## [SHORT PROBLEM]
Say only how many lines contain the word "MOTOR".

## [SOURCE RECORDS]
· · ·

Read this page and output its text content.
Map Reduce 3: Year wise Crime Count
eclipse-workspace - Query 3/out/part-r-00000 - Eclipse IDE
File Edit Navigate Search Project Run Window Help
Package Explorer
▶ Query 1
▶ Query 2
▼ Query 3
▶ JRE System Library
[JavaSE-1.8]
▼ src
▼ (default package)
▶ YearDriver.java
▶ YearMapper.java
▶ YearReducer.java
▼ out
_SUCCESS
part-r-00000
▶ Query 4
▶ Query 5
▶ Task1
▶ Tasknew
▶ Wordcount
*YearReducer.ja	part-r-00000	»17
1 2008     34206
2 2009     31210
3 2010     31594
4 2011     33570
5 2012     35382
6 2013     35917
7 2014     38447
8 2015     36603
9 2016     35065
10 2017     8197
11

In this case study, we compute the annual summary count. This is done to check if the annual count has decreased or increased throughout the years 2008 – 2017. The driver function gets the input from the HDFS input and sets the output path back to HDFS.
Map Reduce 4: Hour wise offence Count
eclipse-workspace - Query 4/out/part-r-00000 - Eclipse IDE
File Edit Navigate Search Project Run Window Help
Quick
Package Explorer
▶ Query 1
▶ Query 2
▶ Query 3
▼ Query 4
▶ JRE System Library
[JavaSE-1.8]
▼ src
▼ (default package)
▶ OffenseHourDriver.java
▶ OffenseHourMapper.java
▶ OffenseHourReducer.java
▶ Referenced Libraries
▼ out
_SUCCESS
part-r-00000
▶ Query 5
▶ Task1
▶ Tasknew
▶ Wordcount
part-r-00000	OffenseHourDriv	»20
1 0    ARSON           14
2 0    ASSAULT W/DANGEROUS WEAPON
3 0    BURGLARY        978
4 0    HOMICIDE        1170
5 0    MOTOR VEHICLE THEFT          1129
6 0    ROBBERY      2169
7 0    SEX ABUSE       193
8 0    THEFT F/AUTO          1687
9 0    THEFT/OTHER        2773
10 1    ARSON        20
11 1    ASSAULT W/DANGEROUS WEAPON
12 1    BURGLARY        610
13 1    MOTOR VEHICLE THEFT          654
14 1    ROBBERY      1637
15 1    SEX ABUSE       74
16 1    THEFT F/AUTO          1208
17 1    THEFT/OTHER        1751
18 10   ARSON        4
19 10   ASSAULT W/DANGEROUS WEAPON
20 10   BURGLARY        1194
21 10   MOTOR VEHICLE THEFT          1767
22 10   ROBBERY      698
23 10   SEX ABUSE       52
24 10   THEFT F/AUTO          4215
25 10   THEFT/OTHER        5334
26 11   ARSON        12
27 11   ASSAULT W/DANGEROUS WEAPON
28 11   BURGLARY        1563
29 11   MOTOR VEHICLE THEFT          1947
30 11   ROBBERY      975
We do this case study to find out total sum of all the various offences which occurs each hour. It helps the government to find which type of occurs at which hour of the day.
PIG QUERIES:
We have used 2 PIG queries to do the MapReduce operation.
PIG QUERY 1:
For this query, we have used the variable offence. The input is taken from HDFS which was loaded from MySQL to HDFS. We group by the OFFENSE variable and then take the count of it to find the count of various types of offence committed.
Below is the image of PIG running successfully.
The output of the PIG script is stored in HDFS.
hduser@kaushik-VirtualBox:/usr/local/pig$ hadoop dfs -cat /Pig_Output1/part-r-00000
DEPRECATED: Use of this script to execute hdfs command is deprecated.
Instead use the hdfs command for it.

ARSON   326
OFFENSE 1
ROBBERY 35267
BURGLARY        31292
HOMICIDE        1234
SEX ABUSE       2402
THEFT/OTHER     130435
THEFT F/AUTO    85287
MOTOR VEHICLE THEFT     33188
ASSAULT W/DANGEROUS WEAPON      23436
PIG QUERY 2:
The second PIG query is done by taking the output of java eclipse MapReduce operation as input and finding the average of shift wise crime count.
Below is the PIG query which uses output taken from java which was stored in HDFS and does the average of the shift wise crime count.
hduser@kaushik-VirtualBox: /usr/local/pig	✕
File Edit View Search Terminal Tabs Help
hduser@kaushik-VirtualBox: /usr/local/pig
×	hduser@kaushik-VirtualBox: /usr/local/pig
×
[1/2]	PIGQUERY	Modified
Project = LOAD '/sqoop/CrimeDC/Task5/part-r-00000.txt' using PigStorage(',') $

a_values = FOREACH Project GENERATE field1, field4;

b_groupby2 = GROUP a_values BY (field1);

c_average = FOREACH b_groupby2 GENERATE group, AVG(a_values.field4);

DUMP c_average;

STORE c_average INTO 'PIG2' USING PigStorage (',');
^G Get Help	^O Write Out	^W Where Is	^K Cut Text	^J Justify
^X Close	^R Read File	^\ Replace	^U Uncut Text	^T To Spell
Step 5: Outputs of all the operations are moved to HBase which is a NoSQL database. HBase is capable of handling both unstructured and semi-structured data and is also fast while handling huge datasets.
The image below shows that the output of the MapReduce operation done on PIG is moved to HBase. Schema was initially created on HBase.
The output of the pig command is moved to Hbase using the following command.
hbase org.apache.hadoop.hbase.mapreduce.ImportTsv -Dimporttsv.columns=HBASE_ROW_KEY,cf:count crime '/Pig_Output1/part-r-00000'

· · ·

## [THE SOLUTION]
5